Copy the data word for word, keeping every line.

(Dataset rows about figures)
· · · ·

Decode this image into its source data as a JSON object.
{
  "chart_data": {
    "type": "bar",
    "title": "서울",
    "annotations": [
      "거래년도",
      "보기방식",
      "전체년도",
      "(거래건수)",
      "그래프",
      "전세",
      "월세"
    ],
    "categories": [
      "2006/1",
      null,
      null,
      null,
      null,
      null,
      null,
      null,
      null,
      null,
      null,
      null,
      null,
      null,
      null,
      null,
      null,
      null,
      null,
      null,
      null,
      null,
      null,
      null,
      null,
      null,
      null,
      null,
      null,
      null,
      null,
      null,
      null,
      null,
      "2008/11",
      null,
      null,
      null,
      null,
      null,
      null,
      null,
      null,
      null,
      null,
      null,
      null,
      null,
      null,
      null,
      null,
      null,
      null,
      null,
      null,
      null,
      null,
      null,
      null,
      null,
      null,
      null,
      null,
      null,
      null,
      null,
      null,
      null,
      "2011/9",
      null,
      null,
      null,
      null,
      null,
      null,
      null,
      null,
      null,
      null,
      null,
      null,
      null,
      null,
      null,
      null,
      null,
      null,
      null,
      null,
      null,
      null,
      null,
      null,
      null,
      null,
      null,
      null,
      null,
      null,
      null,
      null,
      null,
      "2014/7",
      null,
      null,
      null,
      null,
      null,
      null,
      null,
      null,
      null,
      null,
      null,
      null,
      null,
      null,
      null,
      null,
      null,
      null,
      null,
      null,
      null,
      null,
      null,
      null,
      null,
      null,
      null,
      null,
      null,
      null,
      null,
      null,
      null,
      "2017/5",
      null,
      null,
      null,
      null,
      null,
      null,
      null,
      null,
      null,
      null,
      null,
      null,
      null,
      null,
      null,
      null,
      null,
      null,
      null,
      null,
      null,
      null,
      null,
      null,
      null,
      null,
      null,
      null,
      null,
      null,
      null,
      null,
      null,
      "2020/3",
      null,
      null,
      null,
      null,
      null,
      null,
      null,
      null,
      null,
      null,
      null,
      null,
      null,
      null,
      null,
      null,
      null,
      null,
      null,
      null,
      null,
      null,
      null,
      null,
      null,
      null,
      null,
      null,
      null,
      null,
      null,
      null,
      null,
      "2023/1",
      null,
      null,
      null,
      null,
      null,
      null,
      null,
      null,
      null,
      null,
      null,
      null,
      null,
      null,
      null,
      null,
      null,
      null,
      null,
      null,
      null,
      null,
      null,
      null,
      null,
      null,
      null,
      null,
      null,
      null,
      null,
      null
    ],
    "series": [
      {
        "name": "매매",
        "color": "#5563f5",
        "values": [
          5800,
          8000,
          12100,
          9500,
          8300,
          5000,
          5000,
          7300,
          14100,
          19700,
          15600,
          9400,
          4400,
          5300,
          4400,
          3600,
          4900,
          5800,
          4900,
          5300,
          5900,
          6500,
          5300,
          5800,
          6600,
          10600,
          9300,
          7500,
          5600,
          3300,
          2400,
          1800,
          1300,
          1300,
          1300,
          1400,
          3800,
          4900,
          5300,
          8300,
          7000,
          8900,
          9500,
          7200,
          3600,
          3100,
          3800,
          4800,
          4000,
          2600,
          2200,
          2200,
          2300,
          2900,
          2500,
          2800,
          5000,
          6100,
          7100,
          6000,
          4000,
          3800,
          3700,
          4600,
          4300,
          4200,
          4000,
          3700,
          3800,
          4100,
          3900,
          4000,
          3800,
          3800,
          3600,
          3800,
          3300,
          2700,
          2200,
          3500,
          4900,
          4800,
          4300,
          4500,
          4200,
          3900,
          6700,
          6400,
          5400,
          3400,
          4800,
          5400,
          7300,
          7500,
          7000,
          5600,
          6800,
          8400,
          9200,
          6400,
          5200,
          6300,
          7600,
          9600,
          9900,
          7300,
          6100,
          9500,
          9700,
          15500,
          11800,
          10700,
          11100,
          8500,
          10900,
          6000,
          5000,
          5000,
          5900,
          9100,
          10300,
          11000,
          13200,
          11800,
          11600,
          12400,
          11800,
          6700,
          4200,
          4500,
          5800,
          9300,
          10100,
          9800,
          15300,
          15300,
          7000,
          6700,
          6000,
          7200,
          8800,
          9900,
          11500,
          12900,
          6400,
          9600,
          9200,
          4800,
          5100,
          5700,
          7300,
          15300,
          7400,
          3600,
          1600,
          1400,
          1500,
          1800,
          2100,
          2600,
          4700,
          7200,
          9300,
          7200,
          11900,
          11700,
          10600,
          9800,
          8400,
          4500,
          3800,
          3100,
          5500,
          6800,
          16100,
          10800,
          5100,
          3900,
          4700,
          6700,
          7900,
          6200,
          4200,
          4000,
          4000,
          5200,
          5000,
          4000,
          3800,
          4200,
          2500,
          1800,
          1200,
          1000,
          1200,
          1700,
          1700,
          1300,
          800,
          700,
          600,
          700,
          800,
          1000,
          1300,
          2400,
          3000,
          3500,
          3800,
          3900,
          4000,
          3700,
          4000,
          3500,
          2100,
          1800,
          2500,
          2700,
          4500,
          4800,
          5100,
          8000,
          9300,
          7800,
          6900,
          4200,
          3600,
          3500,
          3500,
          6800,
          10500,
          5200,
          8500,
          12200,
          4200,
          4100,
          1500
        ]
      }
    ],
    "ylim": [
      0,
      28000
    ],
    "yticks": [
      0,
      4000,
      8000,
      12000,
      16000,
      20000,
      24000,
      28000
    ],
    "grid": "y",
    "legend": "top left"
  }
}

· · · ·

Solution:
Decode this image into its source data as a JSON object.
{
  "chart_data": {
    "type": "bar",
    "title": "서울",
    "annotations": [
      "거래년도",
      "보기방식",
      "전체년도",
      "(거래건수)",
      "그래프",
      "전세",
      "월세"
    ],
    "categories": [
      "2006/1",
      null,
      null,
      null,
      null,
      null,
      null,
      null,
      null,
      null,
      null,
      null,
      null,
      null,
      null,
      null,
      null,
      null,
      null,
      null,
      null,
      null,
      null,
      null,
      null,
      null,
      null,
      null,
      null,
      null,
      null,
      null,
      null,
      null,
      "2008/11",
      null,
      null,
      null,
      null,
      null,
      null,
      null,
      null,
      null,
      null,
      null,
      null,
      null,
      null,
      null,
      null,
      null,
      null,
      null,
      null,
      null,
      null,
      null,
      null,
      null,
      null,
      null,
      null,
      null,
      null,
      null,
      null,
      null,
      "2011/9",
      null,
      null,
      null,
      null,
      null,
      null,
      null,
      null,
      null,
      null,
      null,
      null,
      null,
      null,
      null,
      null,
      null,
      null,
      null,
      null,
      null,
      null,
      null,
      null,
      null,
      null,
      null,
      null,
      null,
      null,
      null,
      null,
      null,
      "2014/7",
      null,
      null,
      null,
      null,
      null,
      null,
      null,
      null,
      null,
      null,
      null,
      null,
      null,
      null,
      null,
      null,
      null,
      null,
      null,
      null,
      null,
      null,
      null,
      null,
      null,
      null,
      null,
      null,
      null,
      null,
      null,
      null,
      null,
      "2017/5",
      null,
      null,
      null,
      null,
      null,
      null,
      null,
      null,
      null,
      null,
      null,
      null,
      null,
      null,
      null,
      null,
      null,
      null,
      null,
      null,
      null,
      null,
      null,
      null,
      null,
      null,
      null,
      null,
      null,
      null,
      null,
      null,
      null,
      "2020/3",
      null,
      null,
      null,
      null,
      null,
      null,
      null,
      null,
      null,
      null,
      null,
      null,
      null,
      null,
      null,
      null,
      null,
      null,
      null,
      null,
      null,
      null,
      null,
      null,
      null,
      null,
      null,
      null,
      null,
      null,
      null,
      null,
      null,
      "2023/1",
      null,
      null,
      null,
      null,
      null,
      null,
      null,
      null,
      null,
      null,
      null,
      null,
      null,
      null,
      null,
      null,
      null,
      null,
      null,
      null,
      null,
      null,
      null,
      null,
      null,
      null,
      null,
      null,
      null,
      null,
      null,
      null
    ],
    "series": [
      {
        "name": "매매",
        "color": "#5563f5",
        "values": [
          5800,
          8000,
          12100,
          9500,
          8300,
          5000,
          5000,
          7300,
          14100,
          19700,
          15600,
          9400,
          4400,
          5300,
          4400,
          3600,
          4900,
          5800,
          4900,
          5300,
          5900,
          6500,
          5300,
          5800,
          6600,
          10600,
          9300,
          7500,
          5600,
          3300,
          2400,
          1800,
          1300,
          1300,
          1300,
          1400,
          3800,
          4900,
          5300,
          8300,
          7000,
          8900,
          9500,
          7200,
          3600,
          3100,
          3800,
          4800,
          4000,
          2600,
          2200,
          2200,
          2300,
          2900,
          2500,
          2800,
          5000,
          6100,
          7100,
          6000,
          4000,
          3800,
          3700,
          4600,
          4300,
          4200,
          4000,
          3700,
          3800,
          4100,
          3900,
          4000,
          3800,
          3800,
          3600,
          3800,
          3300,
          2700,
          2200,
          3500,
          4900,
          4800,
          4300,
          4500,
          4200,
          3900,
          6700,
          6400,
          5400,
          3400,
          4800,
          5400,
          7300,
          7500,
          7000,
          5600,
          6800,
          8400,
          9200,
          6400,
          5200,
          6300,
          7600,
          9600,
          9900,
          7300,
          6100,
          9500,
          9700,
          15500,
          11800,
          10700,
          11100,
          8500,
          10900,
          6000,
          5000,
          5000,
          5900,
          9100,
          10300,
          11000,
          13200,
          11800,
          11600,
          12400,
          11800,
          6700,
          4200,
          4500,
          5800,
          9300,
          10100,
          9800,
          15300,
          15300,
          7000,
          6700,
          6000,
          7200,
          8800,
          9900,
          11500,
          12900,
          6400,
          9600,
          9200,
          4800,
          5100,
          5700,
          7300,
          15300,
          7400,
          3600,
          1600,
          1400,
          1500,
          1800,
          2100,
          2600,
          4700,
          7200,
          9300,
          7200,
          11900,
          11700,
          10600,
          9800,
          8400,
          4500,
          3800,
          3100,
          5500,
          6800,
          16100,
          10800,
          5100,
          3900,
          4700,
          6700,
          7900,
          6200,
          4200,
          4000,
          4000,
          5200,
          5000,
          4000,
          3800,
          4200,
          2500,
          1800,
          1200,
          1000,
          1200,
          1700,
          1700,
          1300,
          800,
          700,
          600,
          700,
          800,
          1000,
          1300,
          2400,
          3000,
          3500,
          3800,
          3900,
          4000,
          3700,
          4000,
          3500,
          2100,
          1800,
          2500,
          2700,
          4500,
          4800,
          5100,
          8000,
          9300,
          7800,
          6900,
          4200,
          3600,
          3500,
          3500,
          6800,
          10500,
          5200,
          8500,
          12200,
          4200,
          4100,
          1500
        ]
      }
    ],
    "ylim": [
      0,
      28000
    ],
    "yticks": [
      0,
      4000,
      8000,
      12000,
      16000,
      20000,
      24000,
      28000
    ],
    "grid": "y",
    "legend": "top left"
  }
}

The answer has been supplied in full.